There are not many films set in Tasmania. There may be some that use its stunning landscape, but not many that acknowledge it. The Hunter does both. Here you have two stories running side by side that are equally powerful and complimentary to each other. One is that of the hunter hunting what is thought of the last (if at all) of the Tasmanian tiger. The other follows the hunter’s appropriation as father to a family still suffering the loss of their patriarch. For the most part these two modest stories are compelling and they are most compelling when dialogue free. It is the dialogue aspect of the script that brings the film crashing into reality, rather than keeping us locked in this small, isolated world. The dialogue feels very clichéd and unnatural in the mouths of such great actors. Nevertheless this is a fascinating film that genuinely feels original.
========
* [WORK TO COMPLETE] Revise the stretch of the film review from "There are not" through "genuinely feels original.", putting "stilted" in place of "clichéd".

* [ENTRIES SHOWN]
========
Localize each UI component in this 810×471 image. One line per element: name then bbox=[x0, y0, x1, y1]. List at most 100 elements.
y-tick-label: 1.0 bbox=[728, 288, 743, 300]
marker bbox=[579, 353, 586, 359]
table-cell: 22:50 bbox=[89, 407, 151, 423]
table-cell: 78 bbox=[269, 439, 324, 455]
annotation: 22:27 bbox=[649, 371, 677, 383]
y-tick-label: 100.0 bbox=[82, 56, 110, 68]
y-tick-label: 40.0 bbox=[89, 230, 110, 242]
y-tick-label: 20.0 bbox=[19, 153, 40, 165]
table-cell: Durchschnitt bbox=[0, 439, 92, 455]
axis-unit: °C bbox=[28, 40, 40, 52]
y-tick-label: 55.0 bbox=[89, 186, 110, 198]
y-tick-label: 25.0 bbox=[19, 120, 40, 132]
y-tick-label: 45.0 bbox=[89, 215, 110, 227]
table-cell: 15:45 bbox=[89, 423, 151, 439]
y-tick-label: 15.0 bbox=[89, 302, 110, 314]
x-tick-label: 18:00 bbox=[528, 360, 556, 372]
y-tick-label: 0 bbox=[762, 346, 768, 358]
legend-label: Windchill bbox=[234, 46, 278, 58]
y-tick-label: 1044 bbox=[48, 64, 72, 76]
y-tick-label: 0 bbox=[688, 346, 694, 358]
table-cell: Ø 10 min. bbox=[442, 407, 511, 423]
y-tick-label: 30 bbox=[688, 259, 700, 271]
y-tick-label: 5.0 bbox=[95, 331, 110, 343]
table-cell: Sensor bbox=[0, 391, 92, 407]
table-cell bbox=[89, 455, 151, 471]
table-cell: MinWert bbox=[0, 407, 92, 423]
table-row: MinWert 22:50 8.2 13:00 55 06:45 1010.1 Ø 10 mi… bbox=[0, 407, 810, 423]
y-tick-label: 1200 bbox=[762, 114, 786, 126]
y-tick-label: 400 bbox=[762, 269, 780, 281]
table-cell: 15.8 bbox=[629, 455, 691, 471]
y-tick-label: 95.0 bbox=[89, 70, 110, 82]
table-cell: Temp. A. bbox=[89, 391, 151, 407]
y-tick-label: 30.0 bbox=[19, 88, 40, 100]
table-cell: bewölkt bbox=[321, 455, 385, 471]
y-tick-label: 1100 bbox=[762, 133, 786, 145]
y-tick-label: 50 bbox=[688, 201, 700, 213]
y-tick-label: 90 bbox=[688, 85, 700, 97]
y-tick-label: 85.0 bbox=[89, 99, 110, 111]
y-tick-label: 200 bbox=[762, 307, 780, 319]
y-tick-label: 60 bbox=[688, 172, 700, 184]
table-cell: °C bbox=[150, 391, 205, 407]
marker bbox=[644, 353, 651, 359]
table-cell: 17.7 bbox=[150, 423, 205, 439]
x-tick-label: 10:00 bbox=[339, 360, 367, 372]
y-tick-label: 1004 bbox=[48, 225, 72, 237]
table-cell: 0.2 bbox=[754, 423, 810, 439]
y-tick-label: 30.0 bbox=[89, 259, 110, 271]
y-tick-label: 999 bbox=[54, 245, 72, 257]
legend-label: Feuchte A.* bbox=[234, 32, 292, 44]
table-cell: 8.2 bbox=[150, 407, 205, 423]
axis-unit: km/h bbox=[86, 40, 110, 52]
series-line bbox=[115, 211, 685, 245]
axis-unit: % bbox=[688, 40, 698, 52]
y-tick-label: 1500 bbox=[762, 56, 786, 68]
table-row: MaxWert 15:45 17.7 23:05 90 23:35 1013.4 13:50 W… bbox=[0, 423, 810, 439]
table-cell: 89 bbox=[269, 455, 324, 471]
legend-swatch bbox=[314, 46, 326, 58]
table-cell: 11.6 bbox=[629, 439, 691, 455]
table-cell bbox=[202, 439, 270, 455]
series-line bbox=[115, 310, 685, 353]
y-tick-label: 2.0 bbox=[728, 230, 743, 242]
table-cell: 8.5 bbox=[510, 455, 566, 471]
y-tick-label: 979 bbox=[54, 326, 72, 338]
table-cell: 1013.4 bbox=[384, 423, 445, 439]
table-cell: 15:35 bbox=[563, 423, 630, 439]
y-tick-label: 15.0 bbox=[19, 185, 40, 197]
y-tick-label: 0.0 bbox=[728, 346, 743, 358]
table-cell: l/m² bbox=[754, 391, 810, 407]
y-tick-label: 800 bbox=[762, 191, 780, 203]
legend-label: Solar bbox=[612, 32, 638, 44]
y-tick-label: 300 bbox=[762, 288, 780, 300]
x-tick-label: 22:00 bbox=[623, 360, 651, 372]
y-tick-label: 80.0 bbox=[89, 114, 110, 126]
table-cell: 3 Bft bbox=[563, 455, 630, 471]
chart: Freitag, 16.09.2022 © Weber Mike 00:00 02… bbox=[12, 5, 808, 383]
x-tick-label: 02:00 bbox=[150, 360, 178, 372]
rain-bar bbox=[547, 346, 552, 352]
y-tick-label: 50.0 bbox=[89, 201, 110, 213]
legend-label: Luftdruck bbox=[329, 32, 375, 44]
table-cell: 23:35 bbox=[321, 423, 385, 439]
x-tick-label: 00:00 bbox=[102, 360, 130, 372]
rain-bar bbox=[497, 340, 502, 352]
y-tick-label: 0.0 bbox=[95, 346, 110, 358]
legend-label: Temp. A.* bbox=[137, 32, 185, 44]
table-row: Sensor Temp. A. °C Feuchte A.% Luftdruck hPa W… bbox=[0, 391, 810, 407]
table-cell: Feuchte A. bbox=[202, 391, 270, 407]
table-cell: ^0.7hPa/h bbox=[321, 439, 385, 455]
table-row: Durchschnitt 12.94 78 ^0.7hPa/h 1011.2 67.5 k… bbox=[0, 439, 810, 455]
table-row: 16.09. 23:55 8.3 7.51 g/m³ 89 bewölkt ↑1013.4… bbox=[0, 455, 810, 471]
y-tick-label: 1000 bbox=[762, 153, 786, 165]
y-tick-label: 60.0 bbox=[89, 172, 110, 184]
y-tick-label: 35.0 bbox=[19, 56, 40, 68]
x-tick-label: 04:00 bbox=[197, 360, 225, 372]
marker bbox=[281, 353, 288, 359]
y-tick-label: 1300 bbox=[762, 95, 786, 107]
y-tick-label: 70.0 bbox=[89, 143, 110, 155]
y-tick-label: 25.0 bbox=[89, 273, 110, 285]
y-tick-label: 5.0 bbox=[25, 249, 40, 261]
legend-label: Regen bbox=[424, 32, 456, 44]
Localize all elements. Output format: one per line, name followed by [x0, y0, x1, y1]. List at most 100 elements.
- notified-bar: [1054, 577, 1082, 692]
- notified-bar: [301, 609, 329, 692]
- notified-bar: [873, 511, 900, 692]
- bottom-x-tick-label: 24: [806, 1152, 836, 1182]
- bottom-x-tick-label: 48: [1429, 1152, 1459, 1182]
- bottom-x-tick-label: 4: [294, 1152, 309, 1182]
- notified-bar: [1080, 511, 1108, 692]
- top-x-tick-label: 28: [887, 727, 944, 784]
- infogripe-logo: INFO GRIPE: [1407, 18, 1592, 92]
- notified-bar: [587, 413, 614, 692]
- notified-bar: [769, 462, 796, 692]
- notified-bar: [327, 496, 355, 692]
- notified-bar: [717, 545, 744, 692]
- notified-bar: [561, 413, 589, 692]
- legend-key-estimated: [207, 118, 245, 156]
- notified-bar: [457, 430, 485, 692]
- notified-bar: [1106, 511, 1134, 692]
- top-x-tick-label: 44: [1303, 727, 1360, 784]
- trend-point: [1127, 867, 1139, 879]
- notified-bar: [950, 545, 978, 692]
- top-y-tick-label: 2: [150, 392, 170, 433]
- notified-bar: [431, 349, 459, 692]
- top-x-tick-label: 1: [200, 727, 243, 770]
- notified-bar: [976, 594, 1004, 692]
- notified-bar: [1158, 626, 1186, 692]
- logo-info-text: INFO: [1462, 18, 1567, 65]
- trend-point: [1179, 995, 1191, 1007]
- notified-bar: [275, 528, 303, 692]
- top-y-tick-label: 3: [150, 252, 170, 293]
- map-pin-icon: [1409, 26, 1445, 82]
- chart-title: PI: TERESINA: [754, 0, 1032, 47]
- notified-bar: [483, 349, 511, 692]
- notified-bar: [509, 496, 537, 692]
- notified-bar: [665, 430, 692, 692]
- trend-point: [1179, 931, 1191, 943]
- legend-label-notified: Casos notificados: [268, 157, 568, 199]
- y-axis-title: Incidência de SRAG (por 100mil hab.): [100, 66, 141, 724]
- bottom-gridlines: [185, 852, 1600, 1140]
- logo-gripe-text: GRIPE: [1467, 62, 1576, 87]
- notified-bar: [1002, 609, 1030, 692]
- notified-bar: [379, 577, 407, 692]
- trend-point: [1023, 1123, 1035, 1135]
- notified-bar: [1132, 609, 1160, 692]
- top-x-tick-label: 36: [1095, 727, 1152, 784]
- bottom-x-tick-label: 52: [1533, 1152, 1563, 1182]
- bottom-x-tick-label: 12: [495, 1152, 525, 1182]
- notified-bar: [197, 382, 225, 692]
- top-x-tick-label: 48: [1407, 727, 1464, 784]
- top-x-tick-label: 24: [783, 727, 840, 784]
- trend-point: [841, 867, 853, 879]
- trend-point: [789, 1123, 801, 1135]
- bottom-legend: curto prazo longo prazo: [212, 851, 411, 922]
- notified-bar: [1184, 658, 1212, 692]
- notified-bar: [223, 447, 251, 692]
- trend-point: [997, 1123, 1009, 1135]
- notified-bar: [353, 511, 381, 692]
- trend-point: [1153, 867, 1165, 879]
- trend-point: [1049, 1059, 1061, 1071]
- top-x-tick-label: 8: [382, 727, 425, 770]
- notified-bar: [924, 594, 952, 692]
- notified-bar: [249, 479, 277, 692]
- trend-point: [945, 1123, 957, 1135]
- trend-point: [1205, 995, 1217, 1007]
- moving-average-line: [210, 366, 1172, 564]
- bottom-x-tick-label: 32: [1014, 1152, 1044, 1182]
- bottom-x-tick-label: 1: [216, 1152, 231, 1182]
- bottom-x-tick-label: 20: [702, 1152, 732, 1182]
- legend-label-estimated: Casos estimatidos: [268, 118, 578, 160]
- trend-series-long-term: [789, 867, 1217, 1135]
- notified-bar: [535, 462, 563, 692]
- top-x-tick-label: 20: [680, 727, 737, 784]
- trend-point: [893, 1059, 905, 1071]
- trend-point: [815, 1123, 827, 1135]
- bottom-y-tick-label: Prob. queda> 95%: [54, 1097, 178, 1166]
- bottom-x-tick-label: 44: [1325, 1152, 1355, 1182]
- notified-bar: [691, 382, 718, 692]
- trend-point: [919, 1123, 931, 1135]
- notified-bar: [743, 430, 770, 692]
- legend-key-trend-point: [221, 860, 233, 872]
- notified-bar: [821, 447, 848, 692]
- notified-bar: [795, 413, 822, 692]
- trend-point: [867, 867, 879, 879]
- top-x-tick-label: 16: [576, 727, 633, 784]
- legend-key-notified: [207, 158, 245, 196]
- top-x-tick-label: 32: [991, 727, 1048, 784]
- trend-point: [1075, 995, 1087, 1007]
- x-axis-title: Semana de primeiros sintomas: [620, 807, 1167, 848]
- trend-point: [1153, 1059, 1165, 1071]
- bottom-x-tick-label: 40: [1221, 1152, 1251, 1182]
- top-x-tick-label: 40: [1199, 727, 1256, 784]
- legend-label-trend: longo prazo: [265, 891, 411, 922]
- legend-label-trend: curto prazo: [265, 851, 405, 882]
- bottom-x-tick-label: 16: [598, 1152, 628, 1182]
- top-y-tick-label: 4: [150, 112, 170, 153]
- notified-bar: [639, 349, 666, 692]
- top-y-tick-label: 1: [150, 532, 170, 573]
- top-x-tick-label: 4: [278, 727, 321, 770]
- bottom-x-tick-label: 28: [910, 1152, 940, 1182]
========
* [TASK ANSWER]
There are not many films set in Tasmania. There may be some that use its stunning landscape, but not many that acknowledge it. The Hunter does both. Here you have two stories running side by side that are equally powerful and complimentary to each other. One is that of the hunter hunting what is thought of the last (if at all) of the Tasmanian tiger. The other follows the hunter’s appropriation as father to a family still suffering the loss of their patriarch. For the most part these two modest stories are compelling and they are most compelling when dialogue free. It is the dialogue aspect of the script that brings the film crashing into reality, rather than keeping us locked in this small, isolated world. The dialogue feels very stilted and unnatural in the mouths of such great actors. Nevertheless this is a fascinating film that genuinely feels original.